What you have to do:
Copy every line of the data exactly, leaving nothing out.

Collected data entries:
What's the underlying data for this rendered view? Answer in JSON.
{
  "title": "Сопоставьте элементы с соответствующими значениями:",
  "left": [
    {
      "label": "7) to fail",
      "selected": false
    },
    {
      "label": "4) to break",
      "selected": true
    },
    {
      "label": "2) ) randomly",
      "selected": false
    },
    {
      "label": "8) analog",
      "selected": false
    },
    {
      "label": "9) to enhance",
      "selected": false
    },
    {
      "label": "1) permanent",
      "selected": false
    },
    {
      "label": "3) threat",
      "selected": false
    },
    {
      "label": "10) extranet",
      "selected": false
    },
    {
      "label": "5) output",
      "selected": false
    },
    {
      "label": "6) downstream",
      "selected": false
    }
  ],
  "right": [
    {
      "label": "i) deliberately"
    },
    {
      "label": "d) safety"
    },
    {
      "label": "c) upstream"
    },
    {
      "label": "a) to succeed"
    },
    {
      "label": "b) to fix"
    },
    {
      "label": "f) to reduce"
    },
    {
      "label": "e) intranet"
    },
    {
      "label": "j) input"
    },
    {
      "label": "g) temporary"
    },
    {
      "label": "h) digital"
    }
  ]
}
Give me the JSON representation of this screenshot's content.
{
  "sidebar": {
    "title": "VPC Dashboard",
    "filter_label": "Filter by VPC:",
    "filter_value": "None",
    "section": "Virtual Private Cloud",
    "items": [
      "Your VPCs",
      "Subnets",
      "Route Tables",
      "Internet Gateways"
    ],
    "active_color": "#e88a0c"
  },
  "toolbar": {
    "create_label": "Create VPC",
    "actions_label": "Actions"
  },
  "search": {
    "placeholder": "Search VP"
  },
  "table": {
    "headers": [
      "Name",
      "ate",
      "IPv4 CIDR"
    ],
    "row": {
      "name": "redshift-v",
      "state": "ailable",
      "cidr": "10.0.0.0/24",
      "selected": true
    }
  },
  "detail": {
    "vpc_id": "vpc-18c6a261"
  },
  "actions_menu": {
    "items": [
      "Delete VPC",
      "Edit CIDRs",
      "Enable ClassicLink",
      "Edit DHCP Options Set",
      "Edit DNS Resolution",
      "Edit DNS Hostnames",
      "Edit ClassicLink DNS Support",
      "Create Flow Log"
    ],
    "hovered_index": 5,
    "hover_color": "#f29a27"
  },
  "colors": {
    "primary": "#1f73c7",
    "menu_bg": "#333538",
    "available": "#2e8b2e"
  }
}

Result below:
What's the underlying data for this rendered view? Answer in JSON.
{
  "title": "Сопоставьте элементы с соответствующими значениями:",
  "left": [
    {
      "label": "7) to fail",
      "selected": false
    },
    {
      "label": "4) to break",
      "selected": true
    },
    {
      "label": "2) ) randomly",
      "selected": false
    },
    {
      "label": "8) analog",
      "selected": false
    },
    {
      "label": "9) to enhance",
      "selected": false
    },
    {
      "label": "1) permanent",
      "selected": false
    },
    {
      "label": "3) threat",
      "selected": false
    },
    {
      "label": "10) extranet",
      "selected": false
    },
    {
      "label": "5) output",
      "selected": false
    },
    {
      "label": "6) downstream",
      "selected": false
    }
  ],
  "right": [
    {
      "label": "i) deliberately"
    },
    {
      "label": "d) safety"
    },
    {
      "label": "c) upstream"
    },
    {
      "label": "a) to succeed"
    },
    {
      "label": "b) to fix"
    },
    {
      "label": "f) to reduce"
    },
    {
      "label": "e) intranet"
    },
    {
      "label": "j) input"
    },
    {
      "label": "g) temporary"
    },
    {
      "label": "h) digital"
    }
  ]
}
Give me the JSON representation of this screenshot's content.
{
  "sidebar": {
    "title": "VPC Dashboard",
    "filter_label": "Filter by VPC:",
    "filter_value": "None",
    "section": "Virtual Private Cloud",
    "items": [
      "Your VPCs",
      "Subnets",
      "Route Tables",
      "Internet Gateways"
    ],
    "active_color": "#e88a0c"
  },
  "toolbar": {
    "create_label": "Create VPC",
    "actions_label": "Actions"
  },
  "search": {
    "placeholder": "Search VP"
  },
  "table": {
    "headers": [
      "Name",
      "ate",
      "IPv4 CIDR"
    ],
    "row": {
      "name": "redshift-v",
      "state": "ailable",
      "cidr": "10.0.0.0/24",
      "selected": true
    }
  },
  "detail": {
    "vpc_id": "vpc-18c6a261"
  },
  "actions_menu": {
    "items": [
      "Delete VPC",
      "Edit CIDRs",
      "Enable ClassicLink",
      "Edit DHCP Options Set",
      "Edit DNS Resolution",
      "Edit DNS Hostnames",
      "Edit ClassicLink DNS Support",
      "Create Flow Log"
    ],
    "hovered_index": 5,
    "hover_color": "#f29a27"
  },
  "colors": {
    "primary": "#1f73c7",
    "menu_bg": "#333538",
    "available": "#2e8b2e"
  }
}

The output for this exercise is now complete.